##### DATA FOR PROCESSING
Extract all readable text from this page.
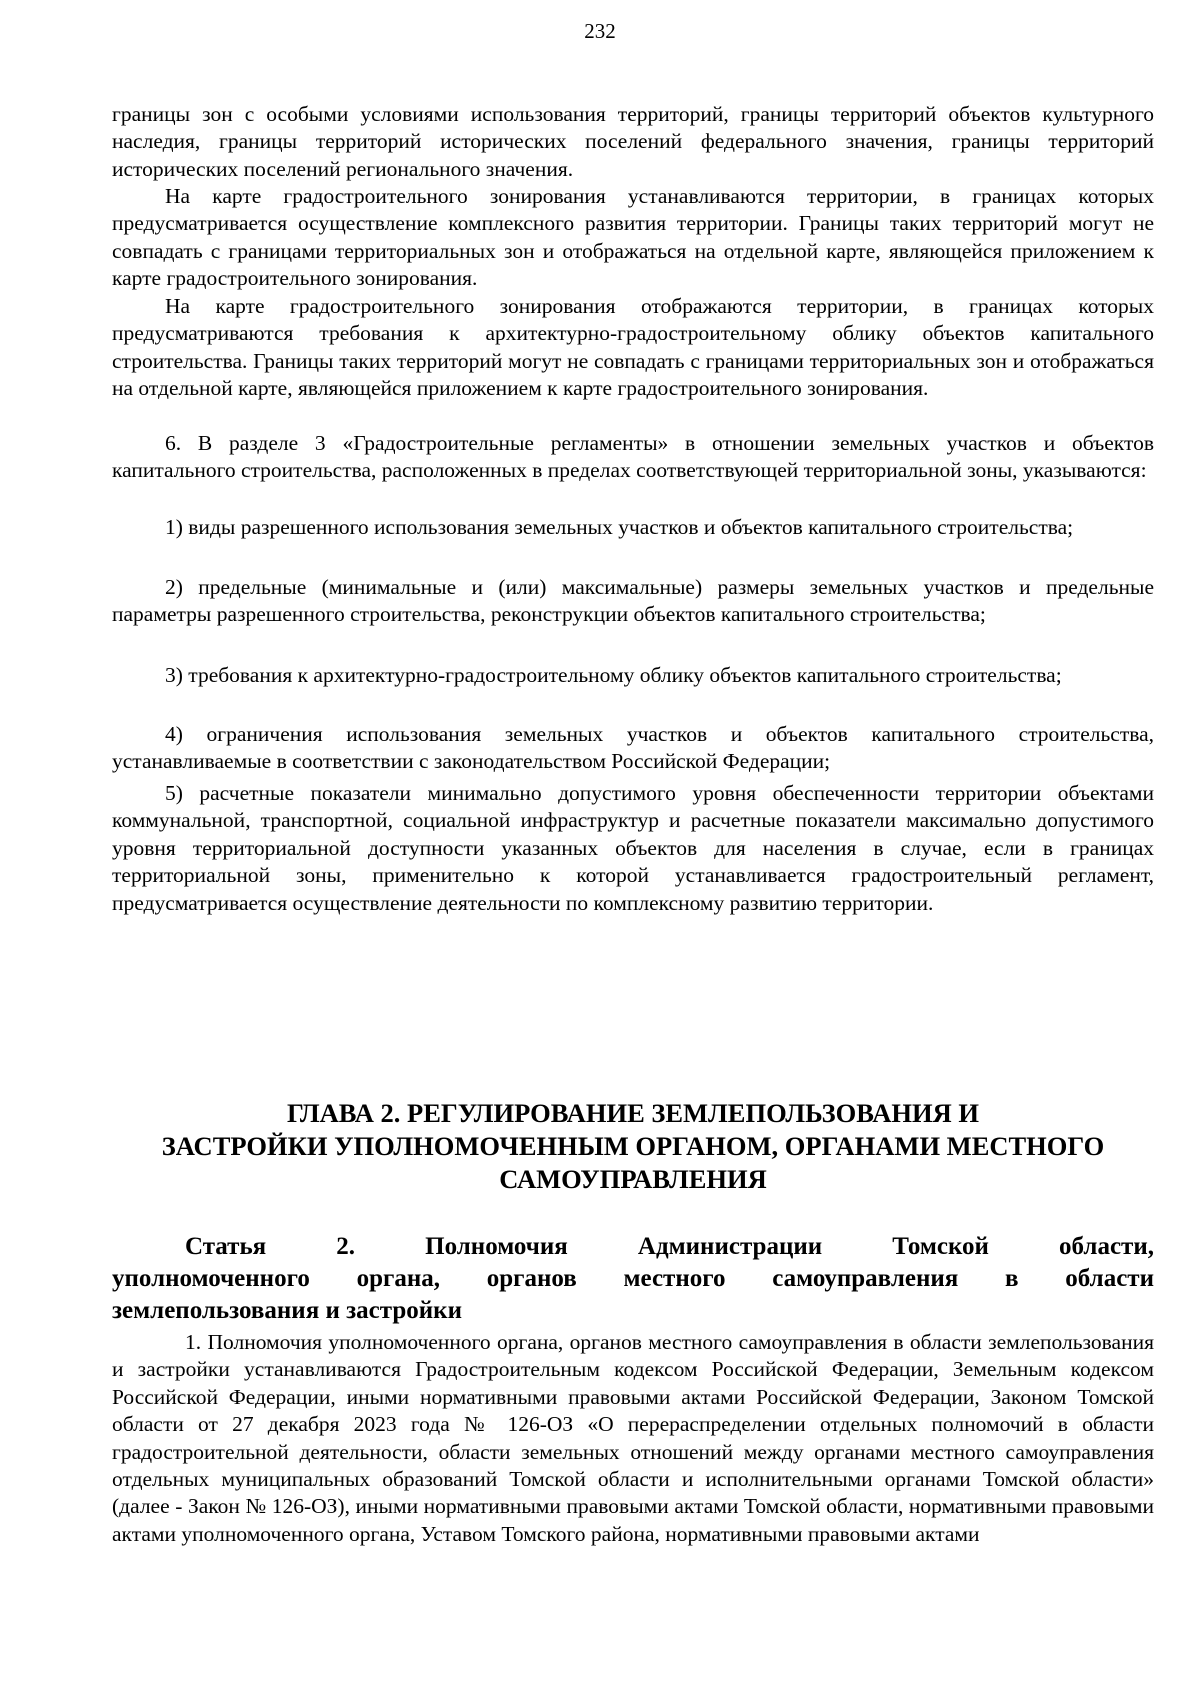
232

границы зон с особыми условиями использования территорий, границы территорий объектов культурного наследия, границы территорий исторических поселений федерального значения, границы территорий исторических поселений регионального значения.

На карте градостроительного зонирования устанавливаются территории, в границах которых предусматривается осуществление комплексного развития территории. Границы таких территорий могут не совпадать с границами территориальных зон и отображаться на отдельной карте, являющейся приложением к карте градостроительного зонирования.

На карте градостроительного зонирования отображаются территории, в границах которых предусматриваются требования к архитектурно-градостроительному облику объектов капитального строительства. Границы таких территорий могут не совпадать с границами территориальных зон и отображаться на отдельной карте, являющейся приложением к карте градостроительного зонирования.

6. В разделе 3 «Градостроительные регламенты» в отношении земельных участков и объектов капитального строительства, расположенных в пределах соответствующей территориальной зоны, указываются:

1) виды разрешенного использования земельных участков и объектов капитального строительства;

2) предельные (минимальные и (или) максимальные) размеры земельных участков и предельные параметры разрешенного строительства, реконструкции объектов капитального строительства;

3) требования к архитектурно-градостроительному облику объектов капитального строительства;

4) ограничения использования земельных участков и объектов капитального строительства, устанавливаемые в соответствии с законодательством Российской Федерации;

5) расчетные показатели минимально допустимого уровня обеспеченности территории объектами коммунальной, транспортной, социальной инфраструктур и расчетные показатели максимально допустимого уровня территориальной доступности указанных объектов для населения в случае, если в границах территориальной зоны, применительно к которой устанавливается градостроительный регламент, предусматривается осуществление деятельности по комплексному развитию территории.

ГЛАВА 2. РЕГУЛИРОВАНИЕ ЗЕМЛЕПОЛЬЗОВАНИЯ И
ЗАСТРОЙКИ УПОЛНОМОЧЕННЫМ ОРГАНОМ, ОРГАНАМИ МЕСТНОГО
САМОУПРАВЛЕНИЯ
Статья 2. Полномочия Администрации Томской области,
уполномоченного органа, органов местного самоуправления в области
землепользования и застройки

1. Полномочия уполномоченного органа, органов местного самоуправления в области землепользования и застройки устанавливаются Градостроительным кодексом Российской Федерации, Земельным кодексом Российской Федерации, иными нормативными правовыми актами Российской Федерации, Законом Томской области от 27 декабря 2023 года № 126-ОЗ «О перераспределении отдельных полномочий в области градостроительной деятельности, области земельных отношений между органами местного самоуправления отдельных муниципальных образований Томской области и исполнительными органами Томской области» (далее - Закон № 126-ОЗ), иными нормативными правовыми актами Томской области, нормативными правовыми актами уполномоченного органа, Уставом Томского района, нормативными правовыми актами
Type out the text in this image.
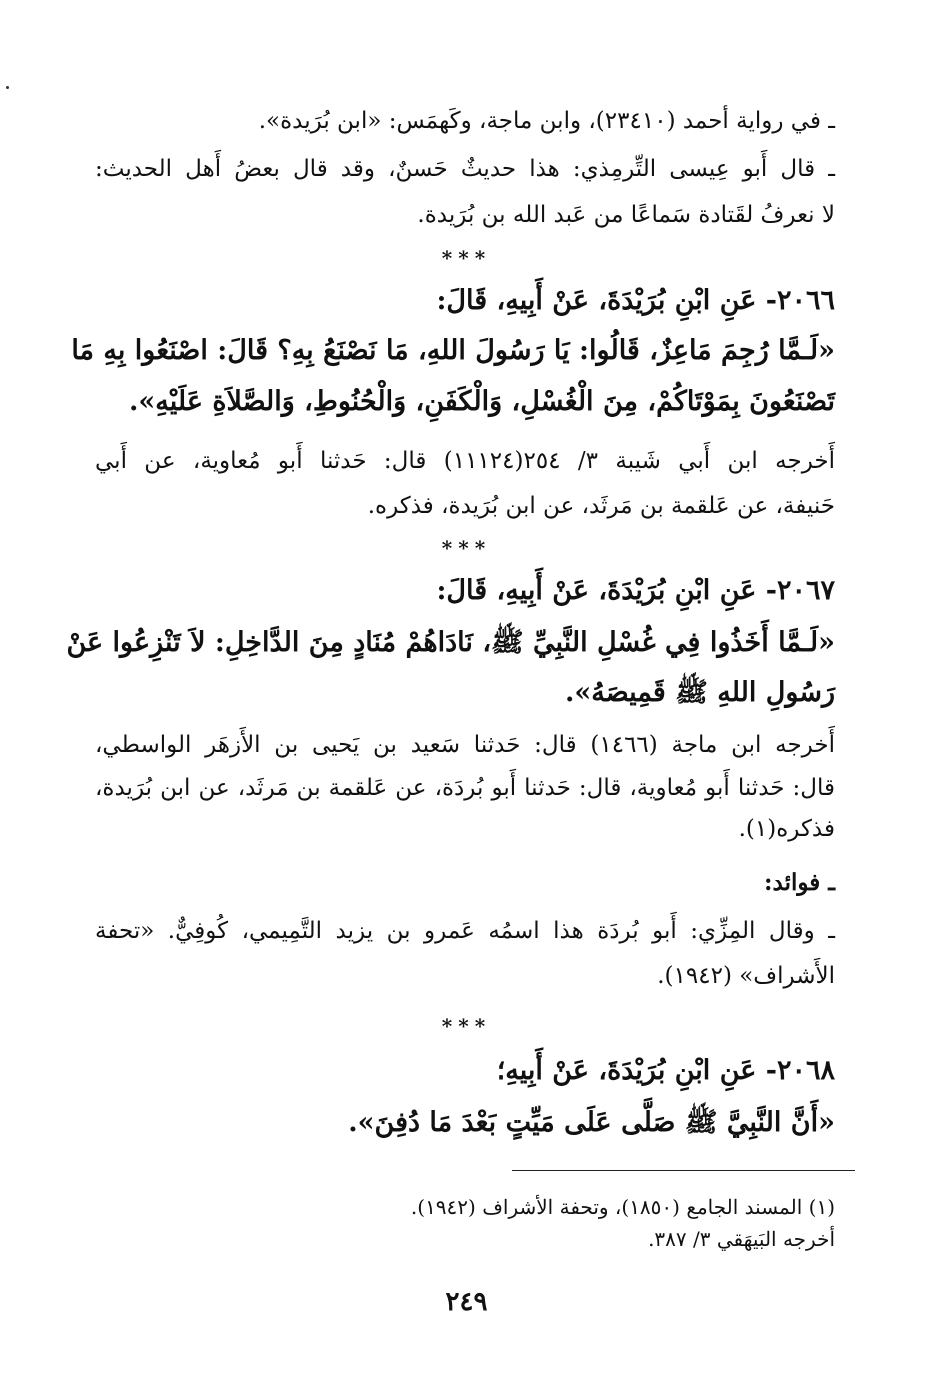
ـ في رواية أحمد (٢٣٤١٠)، وابن ماجة، وكَهمَس: «ابن بُرَيدة».
ـ قال أَبو عِيسى التِّرمِذي: هذا حديثٌ حَسنٌ، وقد قال بعضُ أَهل الحديث:
لا نعرفُ لقَتادة سَماعًا من عَبد الله بن بُرَيدة.
***
٢٠٦٦- عَنِ ابْنِ بُرَيْدَةَ، عَنْ أَبِيهِ، قَالَ:
«لَـمَّا رُجِمَ مَاعِزٌ، قَالُوا: يَا رَسُولَ اللهِ، مَا نَصْنَعُ بِهِ؟ قَالَ: اصْنَعُوا بِهِ مَا
تَصْنَعُونَ بِمَوْتَاكُمْ، مِنَ الْغُسْلِ، وَالْكَفَنِ، وَالْحُنُوطِ، وَالصَّلاَةِ عَلَيْهِ».
أَخرجه ابن أَبي شَيبة ٣/ ٢٥٤(١١١٢٤) قال: حَدثنا أَبو مُعاوية، عن أَبي
حَنيفة، عن عَلقمة بن مَرثَد، عن ابن بُرَيدة، فذكره.
***
٢٠٦٧- عَنِ ابْنِ بُرَيْدَةَ، عَنْ أَبِيهِ، قَالَ:
«لَـمَّا أَخَذُوا فِي غُسْلِ النَّبِيِّ ﷺ، نَادَاهُمْ مُنَادٍ مِنَ الدَّاخِلِ: لاَ تَنْزِعُوا عَنْ
رَسُولِ اللهِ ﷺ قَمِيصَهُ».
أَخرجه ابن ماجة (١٤٦٦) قال: حَدثنا سَعيد بن يَحيى بن الأَزهَر الواسطي،
قال: حَدثنا أَبو مُعاوية، قال: حَدثنا أَبو بُردَة، عن عَلقمة بن مَرثَد، عن ابن بُرَيدة،
فذكره(١).
ـ فوائد:
ـ وقال المِزِّي: أَبو بُردَة هذا اسمُه عَمرو بن يزيد التَّمِيمي، كُوفِيٌّ. «تحفة
الأَشراف» (١٩٤٢).
***
٢٠٦٨- عَنِ ابْنِ بُرَيْدَةَ، عَنْ أَبِيهِ؛
«أَنَّ النَّبِيَّ ﷺ صَلَّى عَلَى مَيِّتٍ بَعْدَ مَا دُفِنَ».
(١) المسند الجامع (١٨٥٠)، وتحفة الأشراف (١٩٤٢).
أخرجه البَيهَقي ٣/ ٣٨٧.
٢٤٩
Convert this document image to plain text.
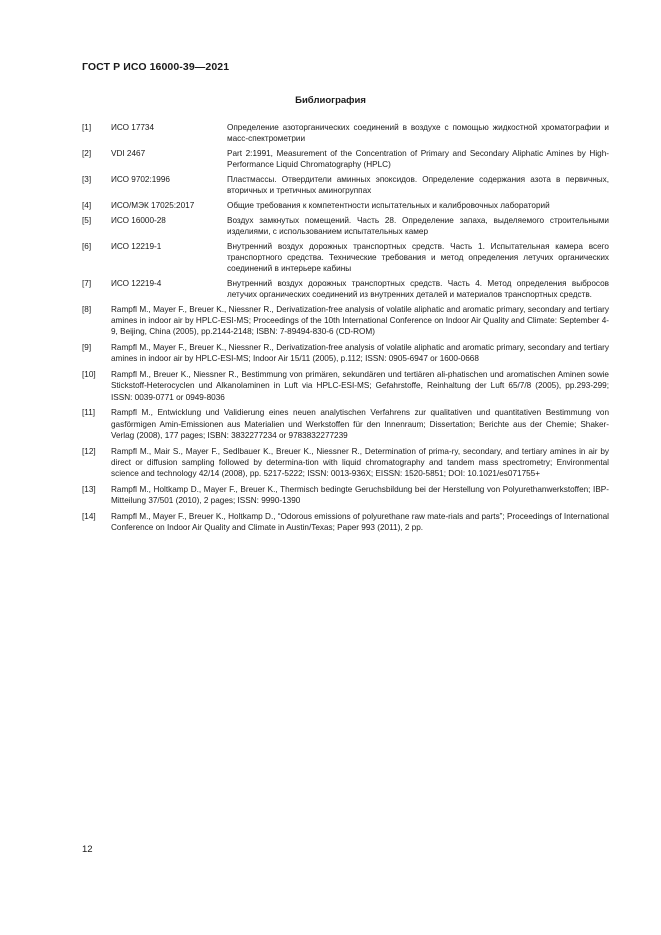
ГОСТ Р ИСО 16000-39—2021
Библиография
[1]	ИСО 17734	Определение азоторганических соединений в воздухе с помощью жидкостной хроматографии и масс-спектрометрии
[2]	VDI 2467	Part 2:1991, Measurement of the Concentration of Primary and Secondary Aliphatic Amines by High-Performance Liquid Chromatography (HPLC)
[3]	ИСО 9702:1996	Пластмассы. Отвердители аминных эпоксидов. Определение содержания азота в первичных, вторичных и третичных аминогруппах
[4]	ИСО/МЭК 17025:2017	Общие требования к компетентности испытательных и калибровочных лабораторий
[5]	ИСО 16000-28	Воздух замкнутых помещений. Часть 28. Определение запаха, выделяемого строительными изделиями, с использованием испытательных камер
[6]	ИСО 12219-1	Внутренний воздух дорожных транспортных средств. Часть 1. Испытательная камера всего транспортного средства. Технические требования и метод определения летучих органических соединений в интерьере кабины
[7]	ИСО 12219-4	Внутренний воздух дорожных транспортных средств. Часть 4. Метод определения выбросов летучих органических соединений из внутренних деталей и материалов транспортных средств.
[8]	Rampfl M., Mayer F., Breuer K., Niessner R., Derivatization-free analysis of volatile aliphatic and aromatic primary, secondary and tertiary amines in indoor air by HPLC-ESI-MS; Proceedings of the 10th International Conference on Indoor Air Quality and Climate: September 4-9, Beijing, China (2005), pp.2144-2148; ISBN: 7-89494-830-6 (CD-ROM)
[9]	Rampfl M., Mayer F., Breuer K., Niessner R., Derivatization-free analysis of volatile aliphatic and aromatic primary, secondary and tertiary amines in indoor air by HPLC-ESI-MS; Indoor Air 15/11 (2005), p.112; ISSN: 0905-6947 or 1600-0668
[10]	Rampfl M., Breuer K., Niessner R., Bestimmung von primären, sekundären und tertiären ali-phatischen und aromatischen Aminen sowie Stickstoff-Heterocyclen und Alkanolaminen in Luft via HPLC-ESI-MS; Gefahrstoffe, Reinhaltung der Luft 65/7/8 (2005), pp.293-299; ISSN: 0039-0771 or 0949-8036
[11]	Rampfl M., Entwicklung und Validierung eines neuen analytischen Verfahrens zur qualitativen und quantitativen Bestimmung von gasförmigen Amin-Emissionen aus Materialien und Werkstoffen für den Innenraum; Dissertation; Berichte aus der Chemie; Shaker-Verlag (2008), 177 pages; ISBN: 3832277234 or 9783832277239
[12]	Rampfl M., Mair S., Mayer F., Sedlbauer K., Breuer K., Niessner R., Determination of prima-ry, secondary, and tertiary amines in air by direct or diffusion sampling followed by determina-tion with liquid chromatography and tandem mass spectrometry; Environmental science and technology 42/14 (2008), pp. 5217-5222; ISSN: 0013-936X; EISSN: 1520-5851; DOI: 10.1021/es071755+
[13]	Rampfl M., Holtkamp D., Mayer F., Breuer K., Thermisch bedingte Geruchsbildung bei der Herstellung von Polyurethanwerkstoffen; IBP-Mitteilung 37/501 (2010), 2 pages; ISSN: 9990-1390
[14]	Rampfl M., Mayer F., Breuer K., Holtkamp D., “Odorous emissions of polyurethane raw mate-rials and parts”; Proceedings of International Conference on Indoor Air Quality and Climate in Austin/Texas; Paper 993 (2011), 2 pp.
12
##########
__WHAT IS NEEDED__
Collect each line containing the string "определения".

__SOLVED EXERCISE__
[6]	ИСО 12219-1	Внутренний воздух дорожных транспортных средств. Часть 1. Испытательная камера всего транспортного средства. Технические требования и метод определения летучих органических соединений в интерьере кабины
[7]	ИСО 12219-4	Внутренний воздух дорожных транспортных средств. Часть 4. Метод определения выбросов летучих органических соединений из внутренних деталей и материалов транспортных средств.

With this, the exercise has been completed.